What you have to do
Among the lines below, count those with "ylabel". Give only the number.

Provided entries

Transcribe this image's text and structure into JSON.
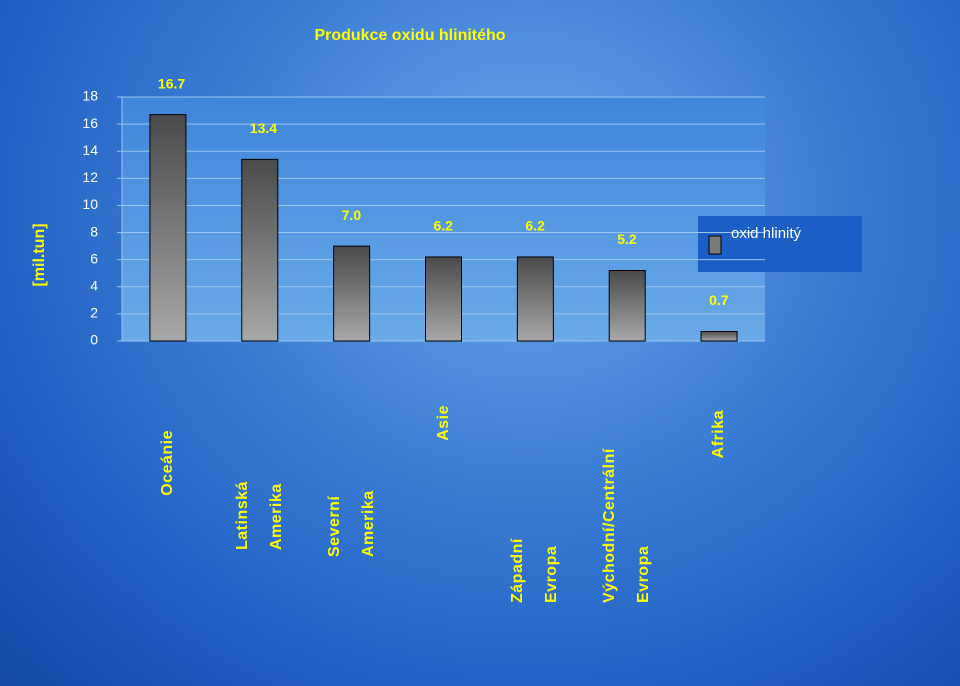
{
  "chart_data": {
    "type": "bar",
    "title": "Produkce oxidu hlinitého",
    "y_label": "[mil.tun]",
    "categories": [
      "Oceánie",
      "Latinská Amerika",
      "Severní Amerika",
      "Asie",
      "Západní Evropa",
      "Východní/Centrální Evropa",
      "Afrika"
    ],
    "series": [
      {
        "name": "oxid hlinitý",
        "color": "#7a7a7a",
        "values": [
          16.7,
          13.4,
          7.0,
          6.2,
          6.2,
          5.2,
          0.7
        ],
        "value_labels": [
          "16.7",
          "13.4",
          "7.0",
          "6.2",
          "6.2",
          "5.2",
          "0.7"
        ]
      }
    ],
    "ylim": [
      0,
      18
    ],
    "yticks": [
      0,
      2,
      4,
      6,
      8,
      10,
      12,
      14,
      16,
      18
    ],
    "grid": true,
    "legend": "right"
  }
}
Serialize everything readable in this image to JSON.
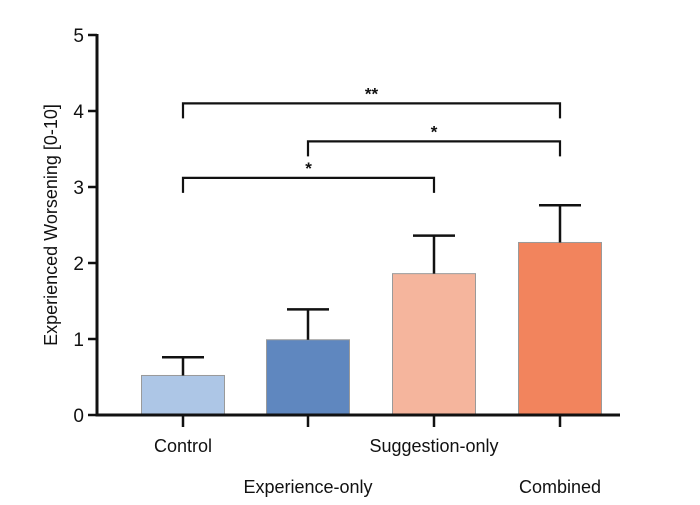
{
  "chart_data": {
    "type": "bar",
    "title": "",
    "xlabel": "",
    "ylabel": "Experienced Worsening [0-10]",
    "ylim": [
      0,
      5
    ],
    "yticks": [
      "0",
      "1",
      "2",
      "3",
      "4",
      "5"
    ],
    "grid": false,
    "categories": [
      "Control",
      "Experience-only",
      "Suggestion-only",
      "Combined"
    ],
    "values": [
      0.52,
      0.99,
      1.86,
      2.27
    ],
    "error_upper": [
      0.76,
      1.39,
      2.36,
      2.76
    ],
    "colors": [
      "#adc6e6",
      "#5f87bf",
      "#f5b59d",
      "#f2845d"
    ],
    "significance": [
      {
        "from": "Control",
        "to": "Combined",
        "label": "**",
        "level": 4.1
      },
      {
        "from": "Experience-only",
        "to": "Combined",
        "label": "*",
        "level": 3.6
      },
      {
        "from": "Control",
        "to": "Suggestion-only",
        "label": "*",
        "level": 3.12
      }
    ]
  }
}
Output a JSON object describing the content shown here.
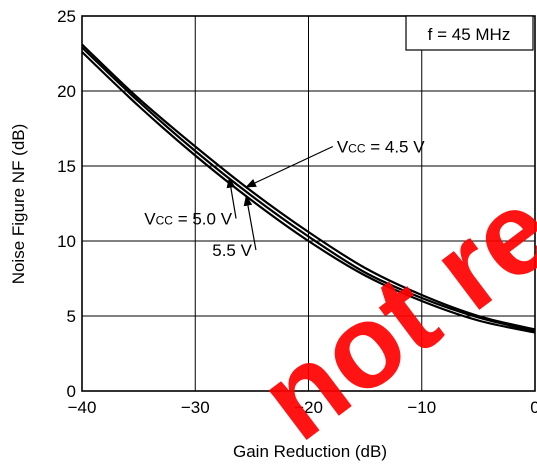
{
  "chart_data": {
    "type": "line",
    "title": "",
    "xlabel": "Gain Reduction (dB)",
    "ylabel": "Noise Figure  NF (dB)",
    "xlim": [
      -40,
      0
    ],
    "ylim": [
      0,
      25
    ],
    "grid": true,
    "x_ticks": [
      -40,
      -30,
      -20,
      -10,
      0
    ],
    "x_tick_labels": [
      "−40",
      "−30",
      "−20",
      "−10",
      "0"
    ],
    "y_ticks": [
      0,
      5,
      10,
      15,
      20,
      25
    ],
    "y_tick_labels": [
      "0",
      "5",
      "10",
      "15",
      "20",
      "25"
    ],
    "condition_label": "f = 45 MHz",
    "series": [
      {
        "name": "VCC = 4.5 V",
        "x": [
          -40,
          -35,
          -30,
          -25,
          -20,
          -15,
          -10,
          -5,
          0
        ],
        "y": [
          23.1,
          19.5,
          16.3,
          13.3,
          10.6,
          8.2,
          6.4,
          5.0,
          4.1
        ]
      },
      {
        "name": "VCC = 5.0 V",
        "x": [
          -40,
          -35,
          -30,
          -25,
          -20,
          -15,
          -10,
          -5,
          0
        ],
        "y": [
          22.9,
          19.3,
          16.0,
          13.0,
          10.3,
          7.9,
          6.2,
          4.9,
          4.0
        ]
      },
      {
        "name": "VCC = 5.5 V",
        "x": [
          -40,
          -35,
          -30,
          -25,
          -20,
          -15,
          -10,
          -5,
          0
        ],
        "y": [
          22.6,
          19.0,
          15.7,
          12.7,
          10.0,
          7.7,
          6.0,
          4.7,
          3.9
        ]
      }
    ],
    "annotations": [
      {
        "label_main": "V",
        "label_sub": "CC",
        "label_rest": " = 4.5 V",
        "target_series": 0,
        "target_x": -25.5,
        "text_x": -17.5,
        "text_y": 15.9
      },
      {
        "label_main": "V",
        "label_sub": "CC",
        "label_rest": " = 5.0 V",
        "target_series": 1,
        "target_x": -27.0,
        "text_x": -34.5,
        "text_y": 11.1
      },
      {
        "label_main": "",
        "label_sub": "",
        "label_rest": "5.5 V",
        "target_series": 2,
        "target_x": -25.5,
        "text_x": -28.5,
        "text_y": 9.0
      }
    ],
    "watermark": "not recommended"
  }
}
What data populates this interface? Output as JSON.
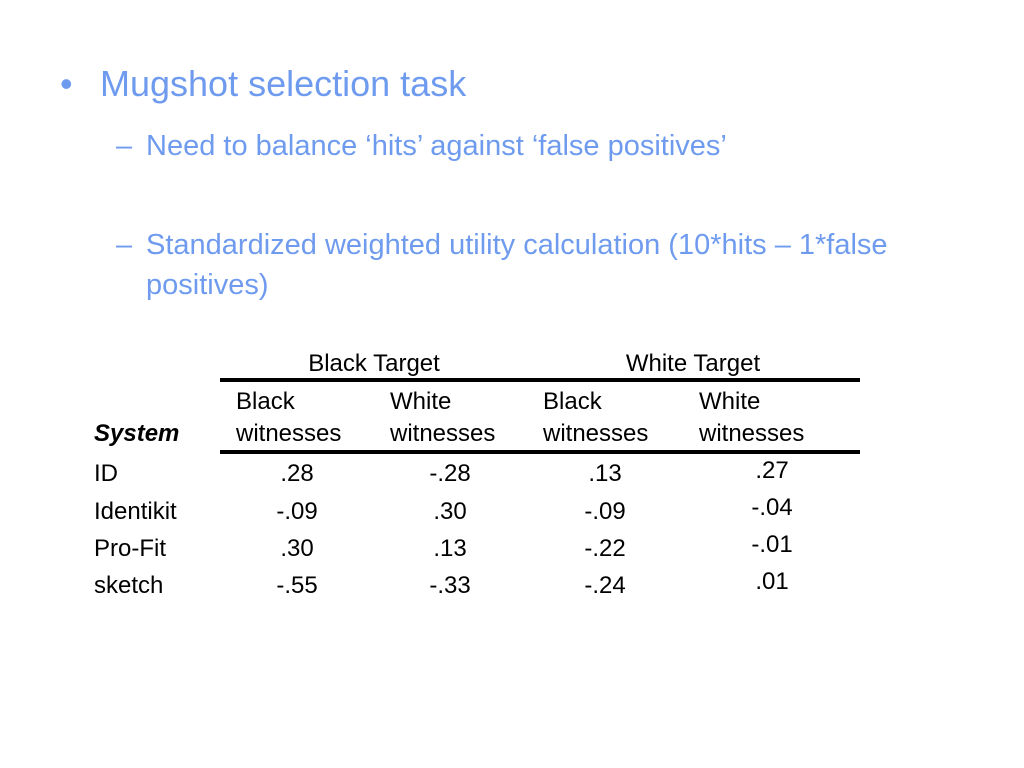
{
  "slide": {
    "bullet": "•",
    "title": "Mugshot selection task",
    "dash": "–",
    "sub1": "Need to balance ‘hits’ against ‘false positives’",
    "sub2": "Standardized weighted utility calculation (10*hits – 1*false positives)"
  },
  "table": {
    "group_headers": [
      "Black Target",
      "White Target"
    ],
    "stub_header": "System",
    "col_headers": [
      {
        "line1": "Black",
        "line2": "witnesses"
      },
      {
        "line1": "White",
        "line2": "witnesses"
      },
      {
        "line1": "Black",
        "line2": "witnesses"
      },
      {
        "line1": "White",
        "line2": "witnesses"
      }
    ],
    "rows": [
      {
        "label": "ID",
        "values": [
          ".28",
          "-.28",
          ".13",
          ".27"
        ]
      },
      {
        "label": "Identikit",
        "values": [
          "-.09",
          ".30",
          "-.09",
          "-.04"
        ]
      },
      {
        "label": "Pro-Fit",
        "values": [
          ".30",
          ".13",
          "-.22",
          "-.01"
        ]
      },
      {
        "label": "sketch",
        "values": [
          "-.55",
          "-.33",
          "-.24",
          ".01"
        ]
      }
    ]
  },
  "colors": {
    "accent": "#6f9bef",
    "text": "#000000"
  }
}
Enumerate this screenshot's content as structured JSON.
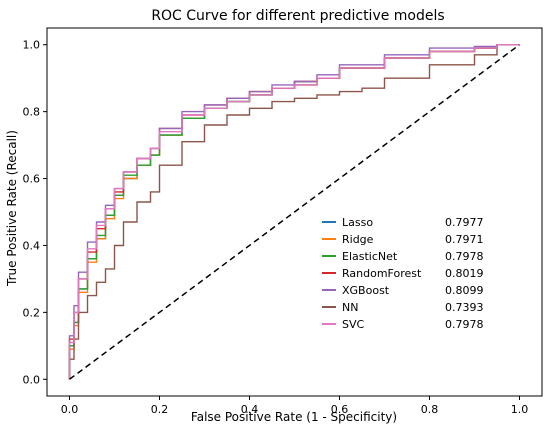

Result for this task
2